> **DIRECTION**: Reproduce the listing below character for character; drop every image.

> **EXCERPTED RECORDS**:
↓

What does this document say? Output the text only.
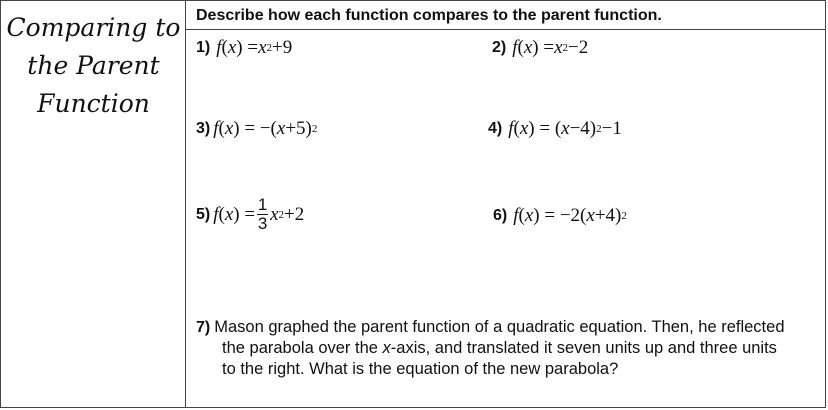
Comparing to
the Parent
Function
Describe how each function compares to the parent function.
1) f ( x ) = x 2 +9	2) f ( x ) = x 2 −2
3) f ( x ) = −( x +5) 2	4) f ( x ) = ( x −4) 2 −1
5) f ( x ) = $\frac{1}{3}$ x 2 +2	6) f ( x ) = −2( x +4) 2
7) Mason graphed the parent function of a quadratic equation. Then, he reflected
the parabola over the x-axis, and translated it seven units up and three units
to the right. What is the equation of the new parabola?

↑

> **WRITTEN ANSWER**:
What does this document say? Output the text only.
Comparing to
the Parent
Function
Describe how each function compares to the parent function.
1) f ( x ) = x 2 +9	2) f ( x ) = x 2 −2
3) f ( x ) = −( x +5) 2	4) f ( x ) = ( x −4) 2 −1
5) f ( x ) = $\frac{1}{3}$ x 2 +2	6) f ( x ) = −2( x +4) 2
7) Mason graphed the parent function of a quadratic equation. Then, he reflected
the parabola over the x-axis, and translated it seven units up and three units
to the right. What is the equation of the new parabola?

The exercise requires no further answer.